## Material supplied
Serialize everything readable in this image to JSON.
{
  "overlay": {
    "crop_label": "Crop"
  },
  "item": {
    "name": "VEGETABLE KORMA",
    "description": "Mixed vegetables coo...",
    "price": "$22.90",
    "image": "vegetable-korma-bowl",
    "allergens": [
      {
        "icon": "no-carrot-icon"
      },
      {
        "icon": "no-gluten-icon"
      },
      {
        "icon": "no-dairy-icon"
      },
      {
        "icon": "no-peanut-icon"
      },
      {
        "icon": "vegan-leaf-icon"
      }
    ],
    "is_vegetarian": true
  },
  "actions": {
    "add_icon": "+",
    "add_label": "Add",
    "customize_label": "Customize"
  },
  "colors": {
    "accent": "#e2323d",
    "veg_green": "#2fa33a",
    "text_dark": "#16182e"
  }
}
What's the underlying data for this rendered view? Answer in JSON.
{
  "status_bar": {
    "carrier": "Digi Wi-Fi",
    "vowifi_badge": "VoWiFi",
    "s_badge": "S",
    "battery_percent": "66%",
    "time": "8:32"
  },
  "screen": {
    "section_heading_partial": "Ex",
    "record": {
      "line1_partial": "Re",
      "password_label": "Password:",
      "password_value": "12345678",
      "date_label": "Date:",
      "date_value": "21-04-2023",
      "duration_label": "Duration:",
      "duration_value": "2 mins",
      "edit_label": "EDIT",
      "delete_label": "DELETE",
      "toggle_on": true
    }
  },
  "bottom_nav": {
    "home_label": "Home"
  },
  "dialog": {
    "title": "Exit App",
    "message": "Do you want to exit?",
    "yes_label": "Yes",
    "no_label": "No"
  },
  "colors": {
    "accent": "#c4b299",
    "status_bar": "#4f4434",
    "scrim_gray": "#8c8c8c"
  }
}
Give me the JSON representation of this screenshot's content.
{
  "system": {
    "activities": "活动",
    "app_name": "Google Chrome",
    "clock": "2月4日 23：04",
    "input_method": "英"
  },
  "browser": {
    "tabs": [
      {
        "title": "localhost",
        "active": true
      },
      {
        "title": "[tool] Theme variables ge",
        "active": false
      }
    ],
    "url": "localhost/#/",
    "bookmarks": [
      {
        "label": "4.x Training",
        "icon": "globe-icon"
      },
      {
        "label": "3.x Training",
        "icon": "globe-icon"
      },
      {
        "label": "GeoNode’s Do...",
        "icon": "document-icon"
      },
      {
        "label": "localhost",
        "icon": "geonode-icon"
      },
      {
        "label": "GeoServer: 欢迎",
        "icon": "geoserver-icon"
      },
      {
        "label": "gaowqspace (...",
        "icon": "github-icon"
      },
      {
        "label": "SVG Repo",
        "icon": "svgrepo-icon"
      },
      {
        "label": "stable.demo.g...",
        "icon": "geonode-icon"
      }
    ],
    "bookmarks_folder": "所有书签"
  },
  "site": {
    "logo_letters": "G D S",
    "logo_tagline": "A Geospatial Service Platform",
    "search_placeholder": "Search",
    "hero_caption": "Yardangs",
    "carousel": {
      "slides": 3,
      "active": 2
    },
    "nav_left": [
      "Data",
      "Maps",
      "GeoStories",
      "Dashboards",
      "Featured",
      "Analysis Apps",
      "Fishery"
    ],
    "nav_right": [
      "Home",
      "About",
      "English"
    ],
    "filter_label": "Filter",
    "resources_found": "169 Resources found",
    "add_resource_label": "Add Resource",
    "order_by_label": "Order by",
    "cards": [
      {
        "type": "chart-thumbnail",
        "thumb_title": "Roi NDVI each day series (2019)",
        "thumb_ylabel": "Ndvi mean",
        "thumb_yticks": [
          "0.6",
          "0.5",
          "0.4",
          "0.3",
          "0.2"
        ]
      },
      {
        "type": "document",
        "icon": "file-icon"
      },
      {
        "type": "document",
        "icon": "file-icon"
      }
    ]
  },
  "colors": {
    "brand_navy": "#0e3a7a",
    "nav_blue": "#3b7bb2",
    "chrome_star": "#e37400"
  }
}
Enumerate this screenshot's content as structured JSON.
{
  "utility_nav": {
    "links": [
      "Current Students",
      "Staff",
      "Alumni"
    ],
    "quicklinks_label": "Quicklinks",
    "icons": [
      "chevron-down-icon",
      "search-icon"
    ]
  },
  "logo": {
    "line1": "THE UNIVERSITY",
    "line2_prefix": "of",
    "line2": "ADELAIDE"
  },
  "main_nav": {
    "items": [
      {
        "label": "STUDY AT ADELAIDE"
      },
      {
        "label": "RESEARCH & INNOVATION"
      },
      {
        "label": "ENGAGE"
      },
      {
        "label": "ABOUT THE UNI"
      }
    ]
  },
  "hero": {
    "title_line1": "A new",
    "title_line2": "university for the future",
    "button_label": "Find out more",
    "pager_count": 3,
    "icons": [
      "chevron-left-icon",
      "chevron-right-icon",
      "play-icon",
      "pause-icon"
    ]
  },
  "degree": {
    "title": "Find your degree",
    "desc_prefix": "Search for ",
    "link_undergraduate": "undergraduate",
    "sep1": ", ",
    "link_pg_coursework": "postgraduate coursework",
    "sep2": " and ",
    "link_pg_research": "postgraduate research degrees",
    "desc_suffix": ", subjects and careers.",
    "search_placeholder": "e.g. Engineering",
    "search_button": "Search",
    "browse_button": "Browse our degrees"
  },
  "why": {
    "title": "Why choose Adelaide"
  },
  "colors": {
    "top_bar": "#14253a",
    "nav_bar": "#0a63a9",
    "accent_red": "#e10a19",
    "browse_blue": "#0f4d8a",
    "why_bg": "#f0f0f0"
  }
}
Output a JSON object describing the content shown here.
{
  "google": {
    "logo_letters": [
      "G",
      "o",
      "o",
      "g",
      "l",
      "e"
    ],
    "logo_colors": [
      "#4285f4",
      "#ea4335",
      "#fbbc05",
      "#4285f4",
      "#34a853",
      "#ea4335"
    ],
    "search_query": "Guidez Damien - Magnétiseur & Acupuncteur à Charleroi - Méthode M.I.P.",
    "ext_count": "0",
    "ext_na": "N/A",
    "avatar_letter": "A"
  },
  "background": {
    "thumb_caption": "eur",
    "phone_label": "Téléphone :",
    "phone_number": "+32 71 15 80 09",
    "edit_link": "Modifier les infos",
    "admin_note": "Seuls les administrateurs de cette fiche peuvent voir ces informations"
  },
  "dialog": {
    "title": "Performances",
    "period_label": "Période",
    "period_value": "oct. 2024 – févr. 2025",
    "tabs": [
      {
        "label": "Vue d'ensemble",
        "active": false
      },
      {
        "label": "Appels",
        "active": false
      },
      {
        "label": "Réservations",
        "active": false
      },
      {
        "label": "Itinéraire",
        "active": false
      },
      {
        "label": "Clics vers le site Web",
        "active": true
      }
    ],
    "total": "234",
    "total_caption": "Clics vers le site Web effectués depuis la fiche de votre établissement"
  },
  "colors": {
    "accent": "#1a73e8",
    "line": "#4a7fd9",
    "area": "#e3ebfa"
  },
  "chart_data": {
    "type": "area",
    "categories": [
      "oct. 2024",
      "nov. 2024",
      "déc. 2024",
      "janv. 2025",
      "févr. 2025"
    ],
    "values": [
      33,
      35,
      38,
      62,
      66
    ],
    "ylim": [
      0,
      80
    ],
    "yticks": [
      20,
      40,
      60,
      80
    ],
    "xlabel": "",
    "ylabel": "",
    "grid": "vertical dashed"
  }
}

## Work to do
State the count of lines above containing the string "localhost", and add nothing to it.

## Response to the exercise
3